* [Source document]
########
Studio album by Michael W. Smith
- Released: February 23, 1984
- Recorded: 1983
- Studio: The Bennett House (Franklin, Tennessee); Tree International Studio and Bullet Recording (Nashville, Tennessee); Mama Jo's Recording Studio (North Hollywood, California);
- Genre: Contemporary Christian Music
- Length: 36:18
- Label: Reunion
- Producer: Michael W. Smith

Michael W. Smith chronology
| Michael W. Smith Project (1983) | Michael W. Smith 2 (1984) | The Big Picture (1986) |

= Michael W. Smith 2 =

Michael W. Smith 2 is the second album by Christian recording artist Michael W. Smith. Released in February 1984, "I Am Sure" and "Hosanna" were released to Christian radio. Among the musicians who contributed to the recording, Dann Huff and Mike Brignardello went on to form the band Giant. Huff was also a founding member of the CCM band White Heart. The album would win him his first Grammy Award for Best Gospel Performance, Male in 1985.
########
* [Supplied information]
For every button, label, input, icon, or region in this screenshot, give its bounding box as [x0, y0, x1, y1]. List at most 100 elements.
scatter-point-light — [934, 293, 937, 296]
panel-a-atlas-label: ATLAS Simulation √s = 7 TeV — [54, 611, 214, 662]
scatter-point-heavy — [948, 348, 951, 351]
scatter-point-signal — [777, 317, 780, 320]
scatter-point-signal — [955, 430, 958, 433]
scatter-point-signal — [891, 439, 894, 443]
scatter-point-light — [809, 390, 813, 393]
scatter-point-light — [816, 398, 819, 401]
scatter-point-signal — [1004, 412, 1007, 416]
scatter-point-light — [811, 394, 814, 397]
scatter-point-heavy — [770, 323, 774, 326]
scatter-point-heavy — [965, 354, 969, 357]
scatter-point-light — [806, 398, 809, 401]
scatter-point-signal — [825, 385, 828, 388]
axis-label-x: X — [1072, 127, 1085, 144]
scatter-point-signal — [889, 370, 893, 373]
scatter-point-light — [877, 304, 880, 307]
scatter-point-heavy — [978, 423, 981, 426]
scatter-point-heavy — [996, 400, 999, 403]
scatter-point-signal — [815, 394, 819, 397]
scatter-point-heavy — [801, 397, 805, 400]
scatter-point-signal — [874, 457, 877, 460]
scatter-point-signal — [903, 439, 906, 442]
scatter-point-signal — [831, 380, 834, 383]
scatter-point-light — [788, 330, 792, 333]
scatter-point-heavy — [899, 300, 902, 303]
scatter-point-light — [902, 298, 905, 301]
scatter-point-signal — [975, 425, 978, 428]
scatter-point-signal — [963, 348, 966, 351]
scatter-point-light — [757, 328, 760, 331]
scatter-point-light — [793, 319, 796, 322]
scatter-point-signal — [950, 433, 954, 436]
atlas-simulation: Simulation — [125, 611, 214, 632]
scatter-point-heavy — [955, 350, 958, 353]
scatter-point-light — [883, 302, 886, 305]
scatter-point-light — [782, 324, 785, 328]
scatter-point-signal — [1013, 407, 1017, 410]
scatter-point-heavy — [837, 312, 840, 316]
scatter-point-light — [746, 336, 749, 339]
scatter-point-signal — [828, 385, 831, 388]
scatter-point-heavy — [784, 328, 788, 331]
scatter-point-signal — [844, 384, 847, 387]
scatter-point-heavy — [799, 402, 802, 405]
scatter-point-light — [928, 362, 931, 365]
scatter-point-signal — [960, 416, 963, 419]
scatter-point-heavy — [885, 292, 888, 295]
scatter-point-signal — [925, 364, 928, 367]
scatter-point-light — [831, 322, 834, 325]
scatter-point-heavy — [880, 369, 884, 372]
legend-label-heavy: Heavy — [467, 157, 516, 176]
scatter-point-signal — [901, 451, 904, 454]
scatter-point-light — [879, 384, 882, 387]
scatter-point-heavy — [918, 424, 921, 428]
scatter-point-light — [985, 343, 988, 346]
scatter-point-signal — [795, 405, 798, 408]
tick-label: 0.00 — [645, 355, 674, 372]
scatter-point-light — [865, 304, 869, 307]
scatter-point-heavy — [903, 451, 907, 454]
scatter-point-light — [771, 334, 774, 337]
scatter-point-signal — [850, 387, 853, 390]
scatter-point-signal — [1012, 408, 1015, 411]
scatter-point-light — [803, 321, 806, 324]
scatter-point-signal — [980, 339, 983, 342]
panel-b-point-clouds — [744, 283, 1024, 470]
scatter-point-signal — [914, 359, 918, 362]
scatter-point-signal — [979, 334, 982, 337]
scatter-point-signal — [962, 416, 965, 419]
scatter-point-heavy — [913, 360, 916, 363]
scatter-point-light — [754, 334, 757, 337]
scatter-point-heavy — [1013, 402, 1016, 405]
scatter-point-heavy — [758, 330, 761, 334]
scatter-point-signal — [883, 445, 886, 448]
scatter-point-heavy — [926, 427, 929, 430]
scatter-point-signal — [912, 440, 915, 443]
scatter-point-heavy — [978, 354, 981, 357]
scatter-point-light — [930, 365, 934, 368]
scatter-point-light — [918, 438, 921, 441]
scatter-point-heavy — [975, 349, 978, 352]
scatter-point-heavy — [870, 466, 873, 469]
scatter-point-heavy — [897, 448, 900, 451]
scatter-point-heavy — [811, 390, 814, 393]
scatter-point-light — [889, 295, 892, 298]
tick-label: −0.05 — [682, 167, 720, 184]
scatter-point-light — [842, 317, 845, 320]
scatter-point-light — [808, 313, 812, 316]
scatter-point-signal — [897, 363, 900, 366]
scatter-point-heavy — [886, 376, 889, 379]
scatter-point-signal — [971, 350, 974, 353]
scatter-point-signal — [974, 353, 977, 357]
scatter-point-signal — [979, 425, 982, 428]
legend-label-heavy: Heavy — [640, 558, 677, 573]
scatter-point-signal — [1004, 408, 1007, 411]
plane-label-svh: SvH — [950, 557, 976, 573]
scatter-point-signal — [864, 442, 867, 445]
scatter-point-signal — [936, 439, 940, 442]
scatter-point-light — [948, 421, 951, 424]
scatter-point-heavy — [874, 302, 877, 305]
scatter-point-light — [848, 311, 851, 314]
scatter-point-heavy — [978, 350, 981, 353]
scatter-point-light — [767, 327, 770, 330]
########
* [To do] Reproduce word for word the part of the Michael W. Smith 2 article that begins at the words containing "Michael W. Smith chronology" and ends after "Male in 1985.". Draw only on the Michael W. Smith 2 article.

* [Solution to the exercise]
Michael W. Smith chronology
| Michael W. Smith Project (1983) | Michael W. Smith 2 (1984) | The Big Picture (1986) |

= Michael W. Smith 2 =

Michael W. Smith 2 is the second album by Christian recording artist Michael W. Smith. Released in February 1984, "I Am Sure" and "Hosanna" were released to Christian radio. Among the musicians who contributed to the recording, Dann Huff and Mike Brignardello went on to form the band Giant. Huff was also a founding member of the CCM band White Heart. The album would win him his first Grammy Award for Best Gospel Performance, Male in 1985.